STATED GOAL —
Check every line of the entries that follow, and copy the ones containing "education".
-- -- --
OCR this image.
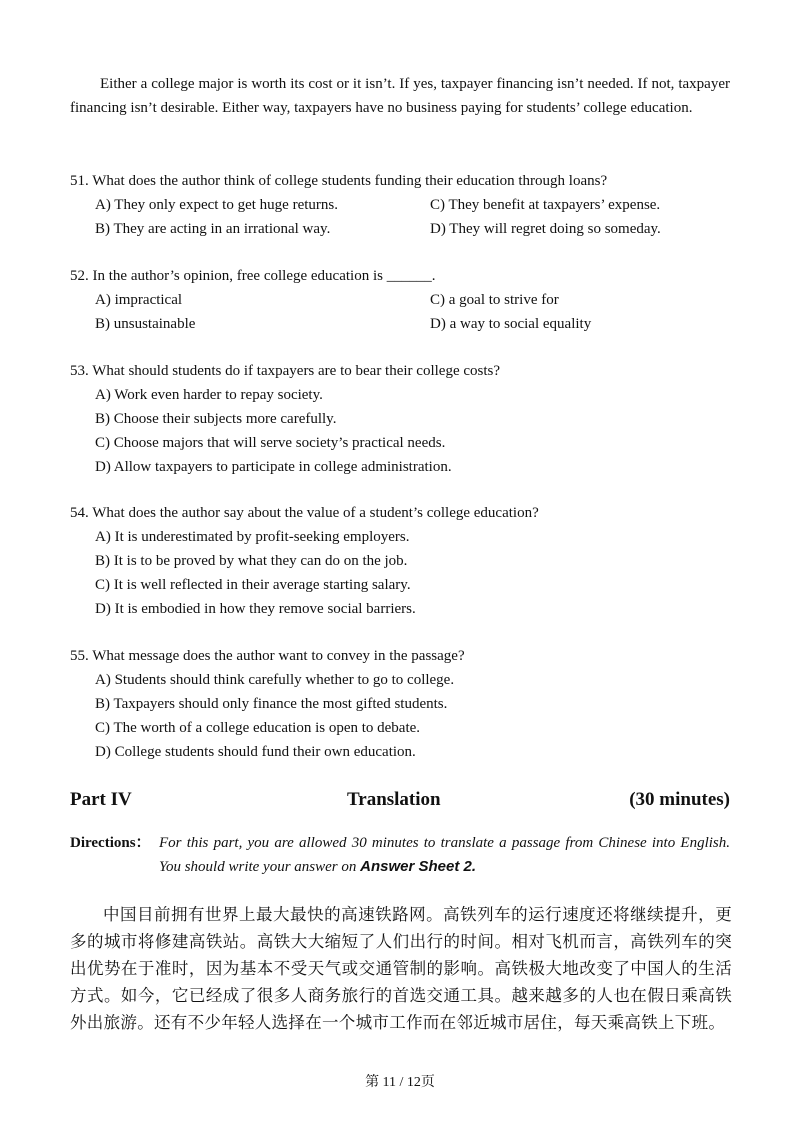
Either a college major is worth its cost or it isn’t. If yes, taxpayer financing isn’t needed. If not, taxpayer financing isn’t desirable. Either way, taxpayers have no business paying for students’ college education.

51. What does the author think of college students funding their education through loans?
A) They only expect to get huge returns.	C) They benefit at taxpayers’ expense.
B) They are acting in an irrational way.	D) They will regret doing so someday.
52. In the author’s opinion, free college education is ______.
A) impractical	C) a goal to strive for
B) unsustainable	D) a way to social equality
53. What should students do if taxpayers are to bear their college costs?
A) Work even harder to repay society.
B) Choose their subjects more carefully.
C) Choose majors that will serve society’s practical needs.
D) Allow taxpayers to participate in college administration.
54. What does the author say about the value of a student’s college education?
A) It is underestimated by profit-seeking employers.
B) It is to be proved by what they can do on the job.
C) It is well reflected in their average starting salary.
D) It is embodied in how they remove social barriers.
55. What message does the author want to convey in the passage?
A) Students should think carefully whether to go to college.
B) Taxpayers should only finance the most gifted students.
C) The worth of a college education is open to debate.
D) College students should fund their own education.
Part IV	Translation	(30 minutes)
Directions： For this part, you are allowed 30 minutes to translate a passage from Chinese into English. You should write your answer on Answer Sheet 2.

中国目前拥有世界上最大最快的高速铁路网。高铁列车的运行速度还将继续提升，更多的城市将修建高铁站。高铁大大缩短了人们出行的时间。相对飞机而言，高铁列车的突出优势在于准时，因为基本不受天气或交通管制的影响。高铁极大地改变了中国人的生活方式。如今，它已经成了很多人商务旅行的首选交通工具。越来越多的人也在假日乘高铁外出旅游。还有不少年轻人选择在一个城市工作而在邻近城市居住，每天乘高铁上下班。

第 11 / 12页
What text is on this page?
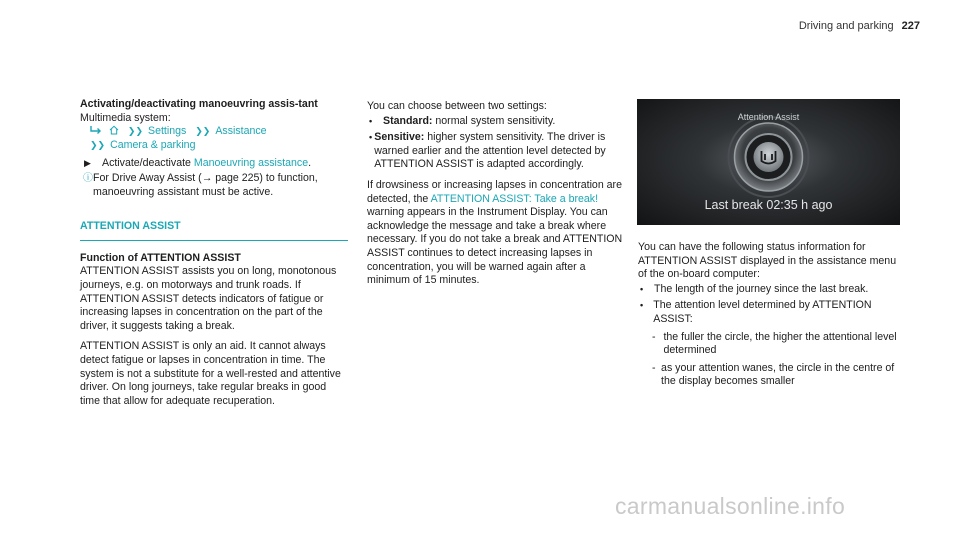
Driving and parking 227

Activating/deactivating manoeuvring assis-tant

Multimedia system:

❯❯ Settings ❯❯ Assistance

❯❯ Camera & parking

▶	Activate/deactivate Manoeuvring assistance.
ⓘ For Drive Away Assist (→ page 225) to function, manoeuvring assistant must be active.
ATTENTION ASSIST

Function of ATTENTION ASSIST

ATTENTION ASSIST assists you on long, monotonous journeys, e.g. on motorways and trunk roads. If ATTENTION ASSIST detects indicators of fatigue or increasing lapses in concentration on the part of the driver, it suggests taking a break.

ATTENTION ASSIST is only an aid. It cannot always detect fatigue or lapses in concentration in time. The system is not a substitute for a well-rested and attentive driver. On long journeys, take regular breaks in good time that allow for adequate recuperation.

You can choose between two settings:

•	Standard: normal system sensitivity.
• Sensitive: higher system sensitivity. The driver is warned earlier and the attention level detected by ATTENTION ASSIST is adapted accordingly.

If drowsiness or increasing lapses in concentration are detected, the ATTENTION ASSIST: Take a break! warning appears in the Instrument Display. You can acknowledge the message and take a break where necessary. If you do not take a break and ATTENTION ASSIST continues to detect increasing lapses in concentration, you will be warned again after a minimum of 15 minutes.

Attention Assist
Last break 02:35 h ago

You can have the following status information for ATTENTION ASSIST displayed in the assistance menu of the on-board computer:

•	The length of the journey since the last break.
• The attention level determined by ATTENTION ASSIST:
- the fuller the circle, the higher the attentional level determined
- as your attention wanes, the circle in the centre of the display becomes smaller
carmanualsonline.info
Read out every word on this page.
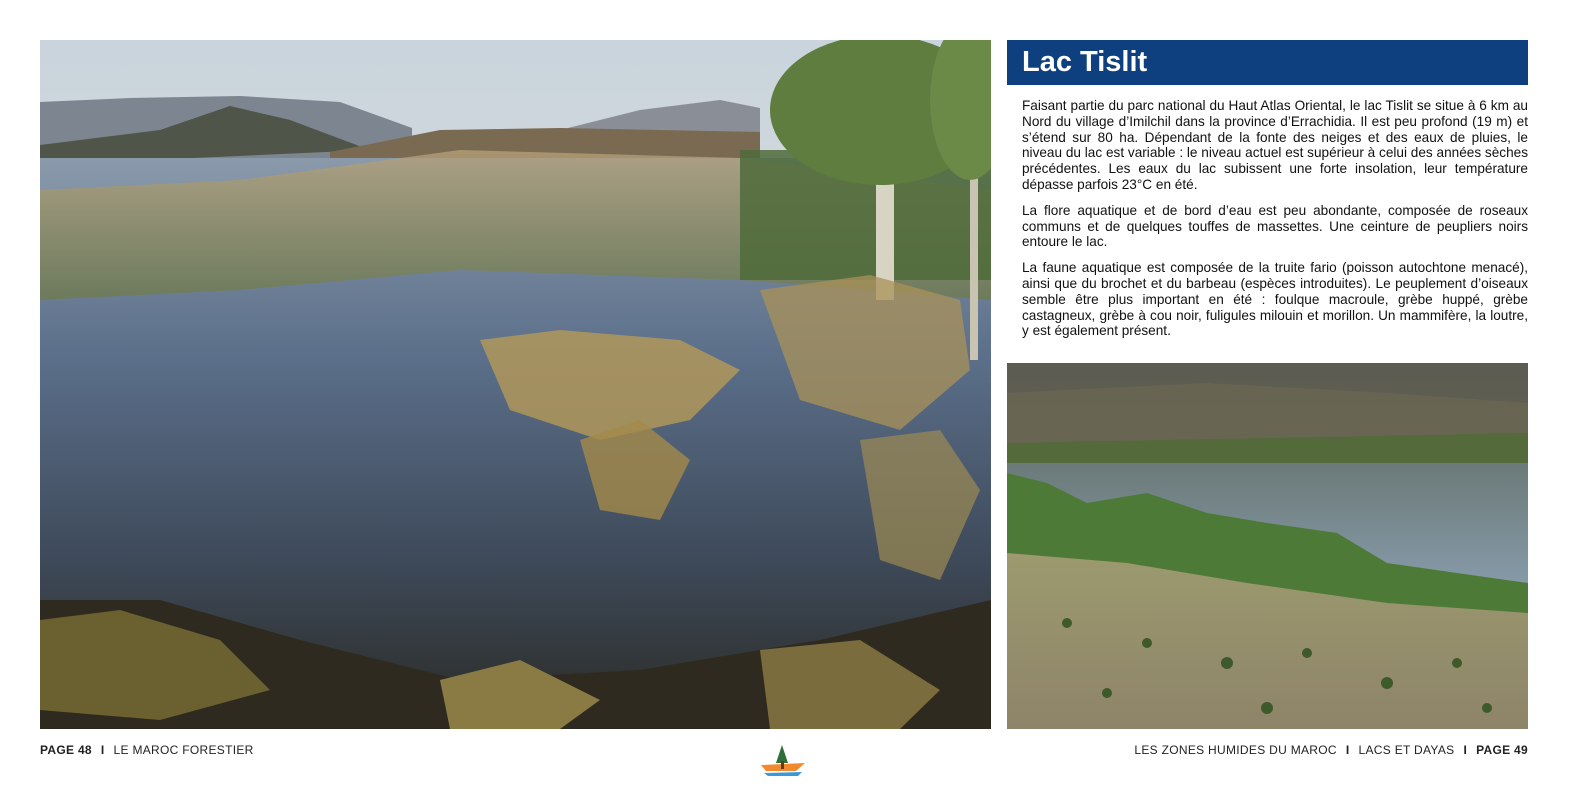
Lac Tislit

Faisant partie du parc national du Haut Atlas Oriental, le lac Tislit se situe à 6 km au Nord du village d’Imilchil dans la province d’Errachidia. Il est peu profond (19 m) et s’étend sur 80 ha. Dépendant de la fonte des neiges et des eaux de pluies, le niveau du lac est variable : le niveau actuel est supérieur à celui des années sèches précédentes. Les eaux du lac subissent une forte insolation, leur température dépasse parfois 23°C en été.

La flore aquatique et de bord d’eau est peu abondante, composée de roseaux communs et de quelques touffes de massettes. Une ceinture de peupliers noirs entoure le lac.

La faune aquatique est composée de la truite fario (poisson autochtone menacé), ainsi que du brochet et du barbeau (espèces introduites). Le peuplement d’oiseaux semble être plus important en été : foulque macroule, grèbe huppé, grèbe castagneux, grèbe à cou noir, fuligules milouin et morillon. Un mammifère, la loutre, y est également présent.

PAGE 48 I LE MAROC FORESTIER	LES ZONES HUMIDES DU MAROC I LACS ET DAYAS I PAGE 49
-- -- --
REPLY —
Either a college major is worth its cost or it isn’t. If yes, taxpayer financing isn’t needed. If not, taxpayer financing isn’t desirable. Either way, taxpayers have no business paying for students’ college education.
51. What does the author think of college students funding their education through loans?
52. In the author’s opinion, free college education is ______.
54. What does the author say about the value of a student’s college education?
C) The worth of a college education is open to debate.
D) College students should fund their own education.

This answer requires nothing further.